EXERCISE INPUTS:

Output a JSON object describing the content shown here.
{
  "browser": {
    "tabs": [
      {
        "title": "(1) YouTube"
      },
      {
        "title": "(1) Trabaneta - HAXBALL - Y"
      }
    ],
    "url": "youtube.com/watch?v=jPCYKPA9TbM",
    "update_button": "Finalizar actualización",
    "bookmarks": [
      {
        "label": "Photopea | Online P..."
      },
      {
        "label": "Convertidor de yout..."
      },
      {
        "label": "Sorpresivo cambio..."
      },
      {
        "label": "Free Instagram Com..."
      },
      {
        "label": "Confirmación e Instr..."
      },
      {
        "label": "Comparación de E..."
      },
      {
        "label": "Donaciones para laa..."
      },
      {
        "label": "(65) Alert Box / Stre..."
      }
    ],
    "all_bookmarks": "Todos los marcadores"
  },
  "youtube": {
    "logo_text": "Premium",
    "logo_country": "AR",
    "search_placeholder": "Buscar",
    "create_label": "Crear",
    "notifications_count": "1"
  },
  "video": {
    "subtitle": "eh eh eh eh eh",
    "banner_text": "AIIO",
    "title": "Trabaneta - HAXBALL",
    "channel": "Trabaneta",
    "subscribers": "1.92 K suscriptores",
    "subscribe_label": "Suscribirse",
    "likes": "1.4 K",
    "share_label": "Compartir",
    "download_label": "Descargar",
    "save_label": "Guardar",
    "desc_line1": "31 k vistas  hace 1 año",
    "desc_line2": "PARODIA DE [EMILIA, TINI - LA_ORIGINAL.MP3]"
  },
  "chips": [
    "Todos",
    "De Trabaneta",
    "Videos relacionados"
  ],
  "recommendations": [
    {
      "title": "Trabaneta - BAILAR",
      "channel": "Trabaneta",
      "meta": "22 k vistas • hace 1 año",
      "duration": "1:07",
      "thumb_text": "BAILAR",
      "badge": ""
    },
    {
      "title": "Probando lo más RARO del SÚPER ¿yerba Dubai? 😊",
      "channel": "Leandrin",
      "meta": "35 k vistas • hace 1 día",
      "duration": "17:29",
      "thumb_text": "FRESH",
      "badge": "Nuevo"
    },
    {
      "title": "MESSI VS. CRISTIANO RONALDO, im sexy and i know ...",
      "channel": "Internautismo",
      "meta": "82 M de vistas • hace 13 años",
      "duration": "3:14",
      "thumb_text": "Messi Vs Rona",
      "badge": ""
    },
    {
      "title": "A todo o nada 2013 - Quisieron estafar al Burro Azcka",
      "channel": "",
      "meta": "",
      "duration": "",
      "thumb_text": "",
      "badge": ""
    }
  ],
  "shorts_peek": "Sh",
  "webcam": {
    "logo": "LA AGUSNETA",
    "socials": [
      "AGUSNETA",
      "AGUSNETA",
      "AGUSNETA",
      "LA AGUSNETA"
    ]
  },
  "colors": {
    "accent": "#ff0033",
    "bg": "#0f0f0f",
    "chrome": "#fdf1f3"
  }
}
---
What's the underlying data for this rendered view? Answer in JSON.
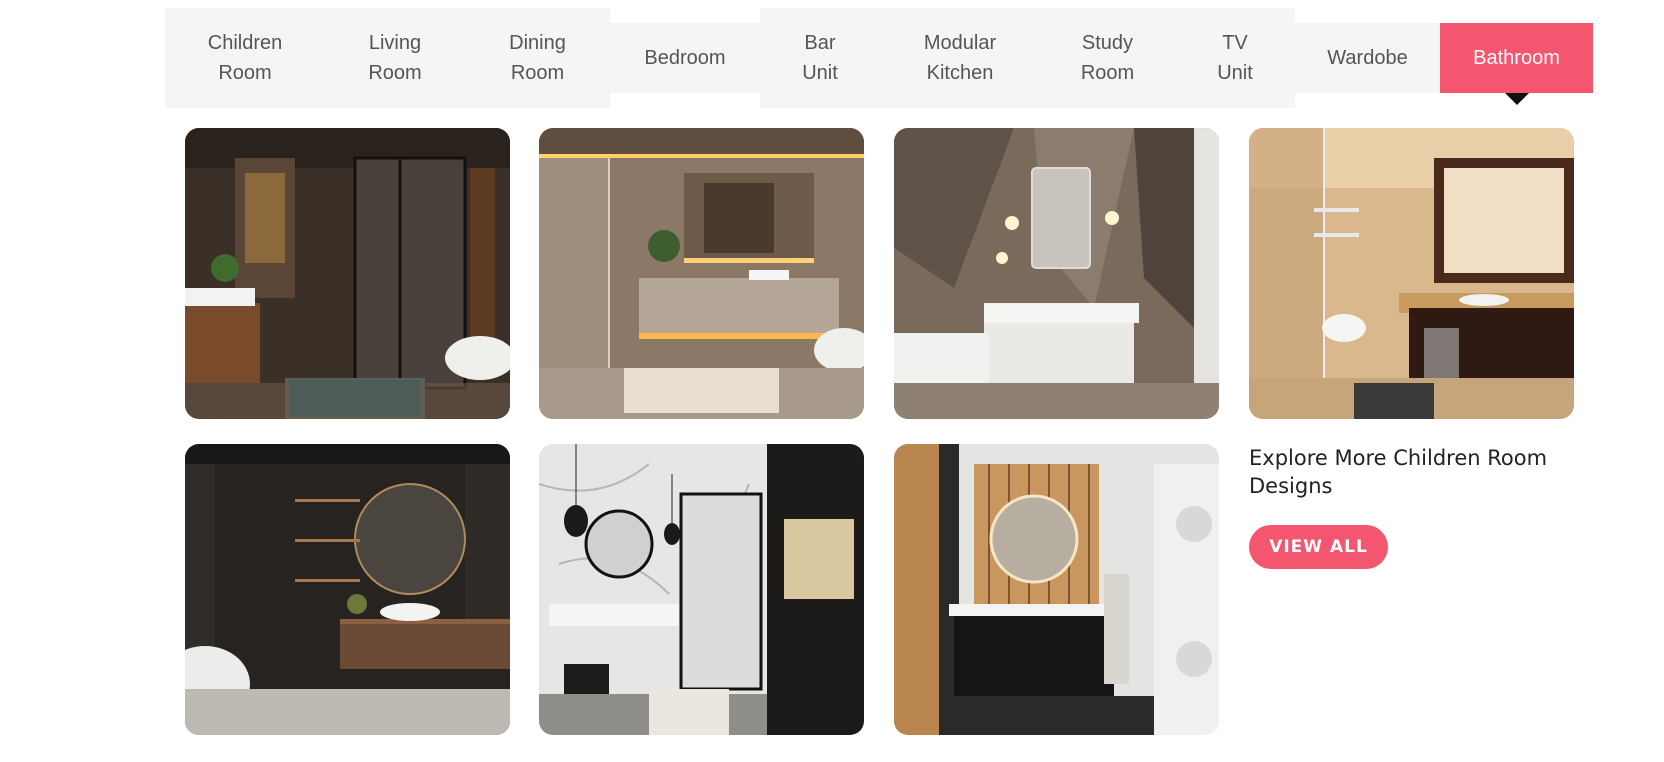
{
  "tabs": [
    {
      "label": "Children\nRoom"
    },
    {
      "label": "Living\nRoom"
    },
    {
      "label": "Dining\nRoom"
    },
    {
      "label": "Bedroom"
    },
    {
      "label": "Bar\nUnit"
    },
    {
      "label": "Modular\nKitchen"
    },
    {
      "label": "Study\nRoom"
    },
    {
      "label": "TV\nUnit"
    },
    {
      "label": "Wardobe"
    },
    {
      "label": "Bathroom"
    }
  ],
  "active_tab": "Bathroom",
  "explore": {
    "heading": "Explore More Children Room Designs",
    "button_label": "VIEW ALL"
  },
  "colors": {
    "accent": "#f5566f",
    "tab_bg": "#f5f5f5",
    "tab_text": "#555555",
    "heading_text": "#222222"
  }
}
...
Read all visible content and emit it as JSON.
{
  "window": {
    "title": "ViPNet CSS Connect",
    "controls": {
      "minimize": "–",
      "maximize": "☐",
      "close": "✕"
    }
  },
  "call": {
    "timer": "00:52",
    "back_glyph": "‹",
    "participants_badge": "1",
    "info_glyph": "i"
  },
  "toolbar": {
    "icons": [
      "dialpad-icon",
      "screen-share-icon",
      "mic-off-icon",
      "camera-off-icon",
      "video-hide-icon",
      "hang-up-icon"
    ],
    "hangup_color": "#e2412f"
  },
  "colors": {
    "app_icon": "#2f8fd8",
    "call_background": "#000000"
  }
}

WHAT TO WORK ON:
Gather all lines from the records above in which "vistas" appears.

RESPONSE FOR THIS EXERCISE:
    "desc_line1": "31 k vistas  hace 1 año",
      "meta": "22 k vistas • hace 1 año",
      "meta": "35 k vistas • hace 1 día",
      "meta": "82 M de vistas • hace 13 años",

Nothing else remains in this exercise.